Exercise brief: Whenever a line below holds the word "footnote", copy that line.

Data for this task:
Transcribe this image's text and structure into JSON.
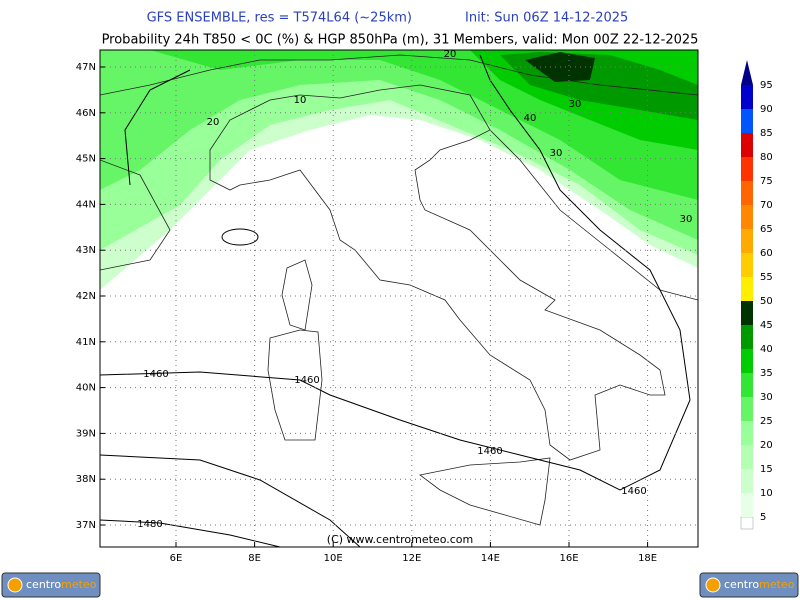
{
  "header": {
    "title": "GFS ENSEMBLE, res = T574L64 (~25km)",
    "init": "Init: Sun 06Z 14-12-2025",
    "subtitle": "Probability 24h T850 < 0C (%) & HGP 850hPa (m), 31 Members, valid: Mon 00Z 22-12-2025"
  },
  "map": {
    "lat_labels": [
      "47N",
      "46N",
      "45N",
      "44N",
      "43N",
      "42N",
      "41N",
      "40N",
      "39N",
      "38N",
      "37N"
    ],
    "lon_labels": [
      "6E",
      "8E",
      "10E",
      "12E",
      "14E",
      "16E",
      "18E"
    ],
    "contour_labels": [
      "20",
      "10",
      "20",
      "40",
      "30",
      "30",
      "30",
      "1460",
      "1460",
      "1460",
      "1460",
      "1480"
    ],
    "copyright": "(C) www.centrometeo.com"
  },
  "colorbar": {
    "labels": [
      "5",
      "10",
      "15",
      "20",
      "25",
      "30",
      "35",
      "40",
      "45",
      "50",
      "55",
      "60",
      "65",
      "70",
      "75",
      "80",
      "85",
      "90",
      "95"
    ],
    "colors": [
      "#e6ffe6",
      "#ccffcc",
      "#b3ffb3",
      "#99ff99",
      "#66f566",
      "#33e633",
      "#00cc00",
      "#009900",
      "#003300",
      "#ffee00",
      "#ffcc00",
      "#ffaa00",
      "#ff8800",
      "#ff6600",
      "#ff3300",
      "#dd0000",
      "#0055ff",
      "#0000cc",
      "#000088"
    ]
  },
  "logos": {
    "left": {
      "part1": "centro",
      "part2": "meteo"
    },
    "right": {
      "part1": "centro",
      "part2": "meteo"
    }
  }
}
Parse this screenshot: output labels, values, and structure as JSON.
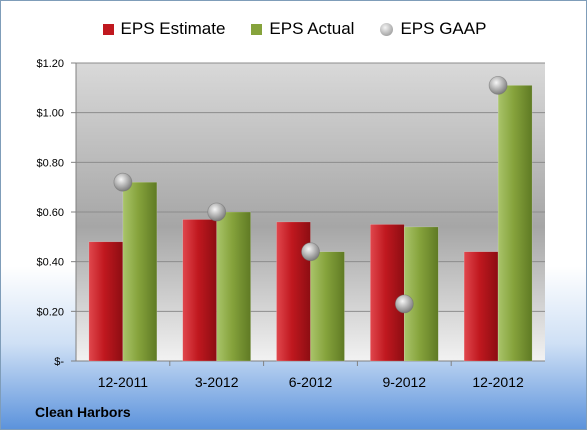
{
  "chart_data": {
    "type": "bar",
    "categories": [
      "12-2011",
      "3-2012",
      "6-2012",
      "9-2012",
      "12-2012"
    ],
    "series": [
      {
        "name": "EPS Estimate",
        "kind": "bar",
        "color": "#c0181f",
        "values": [
          0.48,
          0.57,
          0.56,
          0.55,
          0.44
        ]
      },
      {
        "name": "EPS Actual",
        "kind": "bar",
        "color": "#86a33c",
        "values": [
          0.72,
          0.6,
          0.44,
          0.54,
          1.11
        ]
      },
      {
        "name": "EPS GAAP",
        "kind": "marker",
        "color": "#a8a8a8",
        "values": [
          0.72,
          0.6,
          0.44,
          0.23,
          1.11
        ]
      }
    ],
    "yticks": [
      {
        "value": 0,
        "label": "$-"
      },
      {
        "value": 0.2,
        "label": "$0.20"
      },
      {
        "value": 0.4,
        "label": "$0.40"
      },
      {
        "value": 0.6,
        "label": "$0.60"
      },
      {
        "value": 0.8,
        "label": "$0.80"
      },
      {
        "value": 1.0,
        "label": "$1.00"
      },
      {
        "value": 1.2,
        "label": "$1.20"
      }
    ],
    "ylim": [
      0,
      1.2
    ],
    "grid": true,
    "legend_position": "top"
  },
  "legend": [
    {
      "label": "EPS Estimate",
      "color": "#c0181f"
    },
    {
      "label": "EPS Actual",
      "color": "#86a33c"
    },
    {
      "label": "EPS GAAP",
      "color": "#a8a8a8"
    }
  ],
  "company": "Clean Harbors"
}
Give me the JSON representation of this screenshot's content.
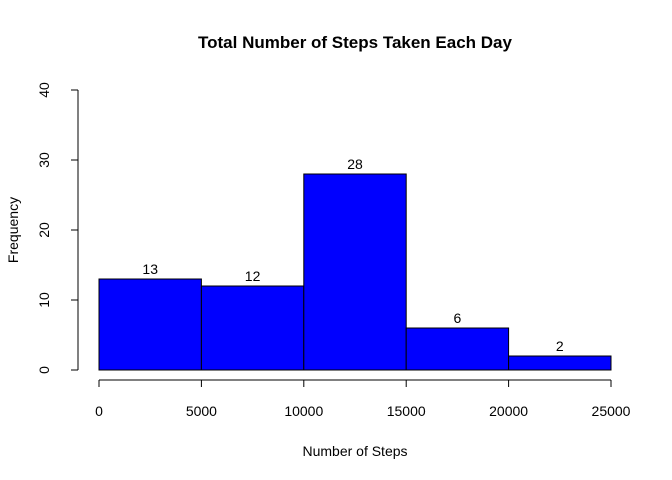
{
  "chart_data": {
    "type": "bar",
    "title": "Total Number of Steps Taken Each Day",
    "xlabel": "Number of Steps",
    "ylabel": "Frequency",
    "bins": [
      {
        "x0": 0,
        "x1": 5000,
        "count": 13,
        "label": "13"
      },
      {
        "x0": 5000,
        "x1": 10000,
        "count": 12,
        "label": "12"
      },
      {
        "x0": 10000,
        "x1": 15000,
        "count": 28,
        "label": "28"
      },
      {
        "x0": 15000,
        "x1": 20000,
        "count": 6,
        "label": "6"
      },
      {
        "x0": 20000,
        "x1": 25000,
        "count": 2,
        "label": "2"
      }
    ],
    "x_ticks": [
      0,
      5000,
      10000,
      15000,
      20000,
      25000
    ],
    "x_tick_labels": [
      "0",
      "5000",
      "10000",
      "15000",
      "20000",
      "25000"
    ],
    "y_ticks": [
      0,
      10,
      20,
      30,
      40
    ],
    "y_tick_labels": [
      "0",
      "10",
      "20",
      "30",
      "40"
    ],
    "xlim": [
      0,
      25000
    ],
    "ylim": [
      0,
      40
    ],
    "bar_color": "#0000ff",
    "border_color": "#000000",
    "grid": false
  }
}
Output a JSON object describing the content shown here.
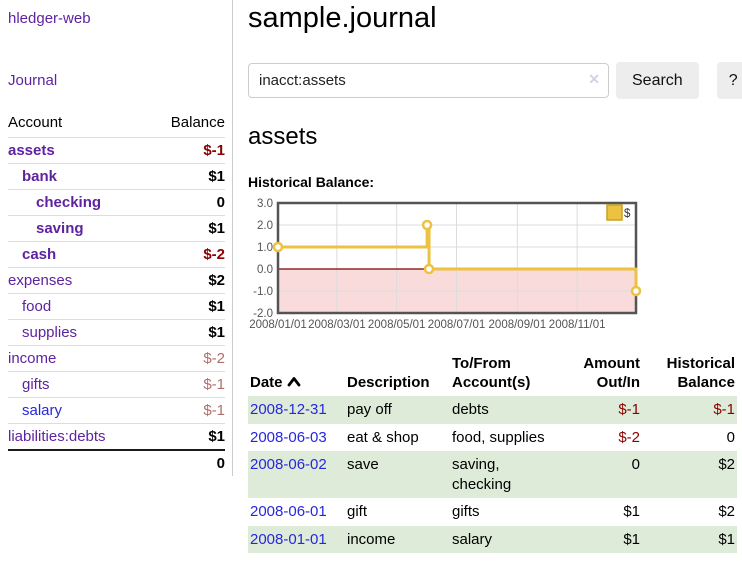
{
  "app": {
    "title": "hledger-web"
  },
  "sidebar": {
    "journal_link": "Journal",
    "table": {
      "account_header": "Account",
      "balance_header": "Balance",
      "accounts": [
        {
          "name": "assets",
          "balance": "$-1",
          "indent": 0,
          "bold": true,
          "negative": "strong"
        },
        {
          "name": "bank",
          "balance": "$1",
          "indent": 1,
          "bold": true,
          "negative": "none"
        },
        {
          "name": "checking",
          "balance": "0",
          "indent": 2,
          "bold": true,
          "negative": "none"
        },
        {
          "name": "saving",
          "balance": "$1",
          "indent": 2,
          "bold": true,
          "negative": "none"
        },
        {
          "name": "cash",
          "balance": "$-2",
          "indent": 1,
          "bold": true,
          "negative": "strong"
        },
        {
          "name": "expenses",
          "balance": "$2",
          "indent": 0,
          "bold": false,
          "negative": "none"
        },
        {
          "name": "food",
          "balance": "$1",
          "indent": 1,
          "bold": false,
          "negative": "none"
        },
        {
          "name": "supplies",
          "balance": "$1",
          "indent": 1,
          "bold": false,
          "negative": "none"
        },
        {
          "name": "income",
          "balance": "$-2",
          "indent": 0,
          "bold": false,
          "negative": "faded"
        },
        {
          "name": "gifts",
          "balance": "$-1",
          "indent": 1,
          "bold": false,
          "negative": "faded"
        },
        {
          "name": "salary",
          "balance": "$-1",
          "indent": 1,
          "bold": false,
          "negative": "faded",
          "link_color": "blue"
        },
        {
          "name": "liabilities:debts",
          "balance": "$1",
          "indent": 0,
          "bold": false,
          "negative": "none"
        }
      ],
      "total": "0"
    }
  },
  "header": {
    "title": "sample.journal"
  },
  "search": {
    "value": "inacct:assets",
    "clear_icon": "✕",
    "button_label": "Search",
    "help_label": "?"
  },
  "main": {
    "account_heading": "assets",
    "chart_label": "Historical Balance:"
  },
  "chart_data": {
    "type": "line",
    "title": "Historical Balance",
    "step": true,
    "series": [
      {
        "name": "$",
        "color": "#edc240",
        "points": [
          [
            "2008-01-01",
            1
          ],
          [
            "2008-06-01",
            2
          ],
          [
            "2008-06-03",
            0
          ],
          [
            "2008-12-31",
            -1
          ]
        ]
      }
    ],
    "x_ticks": [
      "2008/01/01",
      "2008/03/01",
      "2008/05/01",
      "2008/07/01",
      "2008/09/01",
      "2008/11/01"
    ],
    "y_ticks": [
      3.0,
      2.0,
      1.0,
      0.0,
      -1.0,
      -2.0
    ],
    "ylim": [
      -2,
      3
    ],
    "xlim": [
      "2008-01-01",
      "2008-12-31"
    ],
    "grid": true,
    "negative_region_color": "#fadbdb",
    "zero_line_color": "#7d0000",
    "legend": {
      "label": "$",
      "position": "top-right",
      "swatch_color": "#edc240",
      "swatch_border": "#c9a227"
    }
  },
  "register": {
    "headers": {
      "date": "Date",
      "description": "Description",
      "tofrom_line1": "To/From",
      "tofrom_line2": "Account(s)",
      "amount_line1": "Amount",
      "amount_line2": "Out/In",
      "balance_line1": "Historical",
      "balance_line2": "Balance"
    },
    "rows": [
      {
        "date": "2008-12-31",
        "description": "pay off",
        "accounts": "debts",
        "amount": "$-1",
        "amount_negative": true,
        "balance": "$-1",
        "balance_negative": true
      },
      {
        "date": "2008-06-03",
        "description": "eat & shop",
        "accounts": "food, supplies",
        "amount": "$-2",
        "amount_negative": true,
        "balance": "0",
        "balance_negative": false
      },
      {
        "date": "2008-06-02",
        "description": "save",
        "accounts": "saving, checking",
        "amount": "0",
        "amount_negative": false,
        "balance": "$2",
        "balance_negative": false
      },
      {
        "date": "2008-06-01",
        "description": "gift",
        "accounts": "gifts",
        "amount": "$1",
        "amount_negative": false,
        "balance": "$2",
        "balance_negative": false
      },
      {
        "date": "2008-01-01",
        "description": "income",
        "accounts": "salary",
        "amount": "$1",
        "amount_negative": false,
        "balance": "$1",
        "balance_negative": false
      }
    ]
  },
  "colors": {
    "accent_purple": "#5e23a0",
    "link_blue": "#2727dd",
    "negative_strong": "#8b0000",
    "negative_faded": "#b26d6d",
    "row_stripe_green": "#ddebd8",
    "chart_line_yellow": "#edc240"
  }
}
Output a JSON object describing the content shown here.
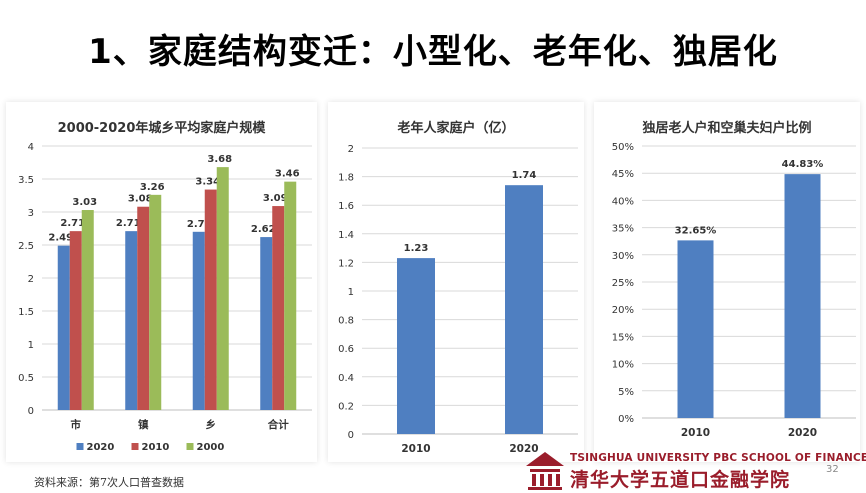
{
  "slide": {
    "title": "1、家庭结构变迁：小型化、老年化、独居化",
    "source_note": "资料来源：第7次人口普查数据",
    "page_number": "32",
    "logo_en": "TSINGHUA UNIVERSITY PBC SCHOOL OF FINANCE",
    "logo_cn": "清华大学五道口金融学院"
  },
  "colors": {
    "blue": "#4f7fc1",
    "red": "#c0504d",
    "green": "#9bbb59",
    "brand": "#9a1d2b"
  },
  "chart_data": [
    {
      "type": "bar",
      "title": "2000-2020年城乡平均家庭户规模",
      "categories": [
        "市",
        "镇",
        "乡",
        "合计"
      ],
      "series": [
        {
          "name": "2020",
          "values": [
            2.49,
            2.71,
            2.7,
            2.62
          ],
          "labels": [
            "2.49",
            "2.71",
            "2.7",
            "2.62"
          ]
        },
        {
          "name": "2010",
          "values": [
            2.71,
            3.08,
            3.34,
            3.09
          ],
          "labels": [
            "2.71",
            "3.08",
            "3.34",
            "3.09"
          ]
        },
        {
          "name": "2000",
          "values": [
            3.03,
            3.26,
            3.68,
            3.46
          ],
          "labels": [
            "3.03",
            "3.26",
            "3.68",
            "3.46"
          ]
        }
      ],
      "yticks": [
        "0",
        "0.5",
        "1",
        "1.5",
        "2",
        "2.5",
        "3",
        "3.5",
        "4"
      ],
      "ylim": [
        0,
        4
      ],
      "legend": "bottom",
      "grid": true
    },
    {
      "type": "bar",
      "title": "老年人家庭户（亿）",
      "categories": [
        "2010",
        "2020"
      ],
      "values": [
        1.23,
        1.74
      ],
      "labels": [
        "1.23",
        "1.74"
      ],
      "yticks": [
        "0",
        "0.2",
        "0.4",
        "0.6",
        "0.8",
        "1",
        "1.2",
        "1.4",
        "1.6",
        "1.8",
        "2"
      ],
      "ylim": [
        0,
        2
      ],
      "grid": true
    },
    {
      "type": "bar",
      "title": "独居老人户和空巢夫妇户比例",
      "categories": [
        "2010",
        "2020"
      ],
      "values": [
        32.65,
        44.83
      ],
      "labels": [
        "32.65%",
        "44.83%"
      ],
      "yticks": [
        "0%",
        "5%",
        "10%",
        "15%",
        "20%",
        "25%",
        "30%",
        "35%",
        "40%",
        "45%",
        "50%"
      ],
      "ylim": [
        0,
        50
      ],
      "grid": true
    }
  ]
}
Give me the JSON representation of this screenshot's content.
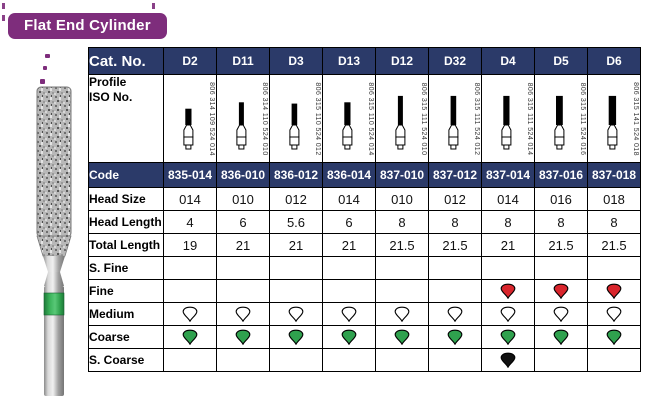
{
  "page": {
    "title_badge": "Flat End Cylinder"
  },
  "colors": {
    "navy": "#2B3A69",
    "purple": "#7E2D7C",
    "grit_red": "#D9252C",
    "grit_green": "#2FA14E",
    "grit_white": "#FFFFFF",
    "grit_black": "#111111",
    "band_green": "#2FA14D"
  },
  "icons": {
    "grit_drop": "drop-icon",
    "bur_profile": "bur-profile-icon",
    "product_photo": "diamond-bur-photo"
  },
  "table": {
    "header_label": "Cat. No.",
    "columns": [
      "D2",
      "D11",
      "D3",
      "D13",
      "D12",
      "D32",
      "D4",
      "D5",
      "D6"
    ],
    "profile_label_lines": [
      "Profile",
      "ISO No."
    ],
    "iso_numbers": [
      "806 314 109 524 014",
      "806 314 110 524 010",
      "806 315 110 524 012",
      "806 315 110 524 014",
      "806 315 111 524 010",
      "806 315 111 524 012",
      "806 315 111 524 014",
      "806 315 111 524 016",
      "806 315 141 524 018"
    ],
    "rows": [
      {
        "label": "Code",
        "kind": "code",
        "values": [
          "835-014",
          "836-010",
          "836-012",
          "836-014",
          "837-010",
          "837-012",
          "837-014",
          "837-016",
          "837-018"
        ]
      },
      {
        "label": "Head Size",
        "kind": "text",
        "values": [
          "014",
          "010",
          "012",
          "014",
          "010",
          "012",
          "014",
          "016",
          "018"
        ]
      },
      {
        "label": "Head Length",
        "kind": "text",
        "values": [
          "4",
          "6",
          "5.6",
          "6",
          "8",
          "8",
          "8",
          "8",
          "8"
        ]
      },
      {
        "label": "Total Length",
        "kind": "text",
        "values": [
          "19",
          "21",
          "21",
          "21",
          "21.5",
          "21.5",
          "21",
          "21.5",
          "21.5"
        ]
      },
      {
        "label": "S. Fine",
        "kind": "grit",
        "values": [
          "",
          "",
          "",
          "",
          "",
          "",
          "",
          "",
          ""
        ]
      },
      {
        "label": "Fine",
        "kind": "grit",
        "values": [
          "",
          "",
          "",
          "",
          "",
          "",
          "red",
          "red",
          "red"
        ]
      },
      {
        "label": "Medium",
        "kind": "grit",
        "values": [
          "white",
          "white",
          "white",
          "white",
          "white",
          "white",
          "white",
          "white",
          "white"
        ]
      },
      {
        "label": "Coarse",
        "kind": "grit",
        "values": [
          "green",
          "green",
          "green",
          "green",
          "green",
          "green",
          "green",
          "green",
          "green"
        ]
      },
      {
        "label": "S. Coarse",
        "kind": "grit",
        "values": [
          "",
          "",
          "",
          "",
          "",
          "",
          "black",
          "",
          ""
        ]
      }
    ]
  }
}
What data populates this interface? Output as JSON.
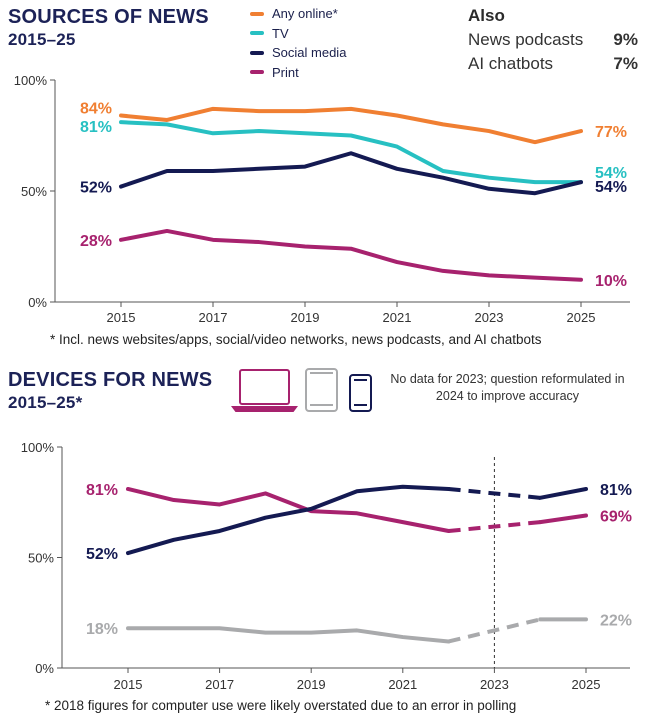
{
  "charts": [
    {
      "title": "SOURCES OF NEWS",
      "subtitle": "2015–25",
      "footnote": "* Incl. news websites/apps, social/video networks, news podcasts, and AI chatbots"
    },
    {
      "title": "DEVICES FOR NEWS",
      "subtitle": "2015–25*",
      "note": "No data for 2023; question reformulated in 2024 to improve accuracy",
      "footnote": "* 2018 figures for computer use were likely overstated due to an error in polling"
    }
  ],
  "also": {
    "title": "Also",
    "items": [
      {
        "label": "News podcasts",
        "value": "9%"
      },
      {
        "label": "AI chatbots",
        "value": "7%"
      }
    ]
  },
  "colors": {
    "orange": "#f07f32",
    "teal": "#27c0c2",
    "navy": "#141a52",
    "magenta": "#a7226e",
    "grey": "#a9aaac",
    "axis": "#333333"
  },
  "icons": [
    "laptop-icon",
    "tablet-icon",
    "smartphone-icon"
  ],
  "chart_data": [
    {
      "type": "line",
      "title": "SOURCES OF NEWS",
      "x": [
        2015,
        2016,
        2017,
        2018,
        2019,
        2020,
        2021,
        2022,
        2023,
        2024,
        2025
      ],
      "xticks": [
        2015,
        2017,
        2019,
        2021,
        2023,
        2025
      ],
      "yticks": [
        {
          "v": 0,
          "label": "0%"
        },
        {
          "v": 50,
          "label": "50%"
        },
        {
          "v": 100,
          "label": "100%"
        }
      ],
      "ylim": [
        0,
        100
      ],
      "legend_position": "top-center",
      "series": [
        {
          "name": "Any online*",
          "color": "#f07f32",
          "values": [
            84,
            82,
            87,
            86,
            86,
            87,
            84,
            80,
            77,
            72,
            77
          ],
          "start_label": "84%",
          "end_label": "77%"
        },
        {
          "name": "TV",
          "color": "#27c0c2",
          "values": [
            81,
            80,
            76,
            77,
            76,
            75,
            70,
            59,
            56,
            54,
            54
          ],
          "start_label": "81%",
          "end_label": "54%"
        },
        {
          "name": "Social media",
          "color": "#141a52",
          "values": [
            52,
            59,
            59,
            60,
            61,
            67,
            60,
            56,
            51,
            49,
            54
          ],
          "start_label": "52%",
          "end_label": "54%"
        },
        {
          "name": "Print",
          "color": "#a7226e",
          "values": [
            28,
            32,
            28,
            27,
            25,
            24,
            18,
            14,
            12,
            11,
            10
          ],
          "start_label": "28%",
          "end_label": "10%"
        }
      ]
    },
    {
      "type": "line",
      "title": "DEVICES FOR NEWS",
      "x": [
        2015,
        2016,
        2017,
        2018,
        2019,
        2020,
        2021,
        2022,
        2024,
        2025
      ],
      "xticks": [
        2015,
        2017,
        2019,
        2021,
        2023,
        2025
      ],
      "yticks": [
        {
          "v": 0,
          "label": "0%"
        },
        {
          "v": 50,
          "label": "50%"
        },
        {
          "v": 100,
          "label": "100%"
        }
      ],
      "ylim": [
        0,
        100
      ],
      "gap_year": 2023,
      "series": [
        {
          "name": "Computer",
          "color": "#a7226e",
          "values": [
            81,
            76,
            74,
            79,
            71,
            70,
            66,
            62,
            66,
            69
          ],
          "start_label": "81%",
          "end_label": "69%"
        },
        {
          "name": "Smartphone",
          "color": "#141a52",
          "values": [
            52,
            58,
            62,
            68,
            72,
            80,
            82,
            81,
            77,
            81
          ],
          "start_label": "52%",
          "end_label": "81%"
        },
        {
          "name": "Tablet",
          "color": "#a9aaac",
          "values": [
            18,
            18,
            18,
            16,
            16,
            17,
            14,
            12,
            22,
            22
          ],
          "start_label": "18%",
          "end_label": "22%"
        }
      ]
    }
  ]
}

Written answer:
      "footnote": "* Incl. news websites/apps, social/video networks, news podcasts, and AI chatbots"
      "footnote": "* 2018 figures for computer use were likely overstated due to an error in polling"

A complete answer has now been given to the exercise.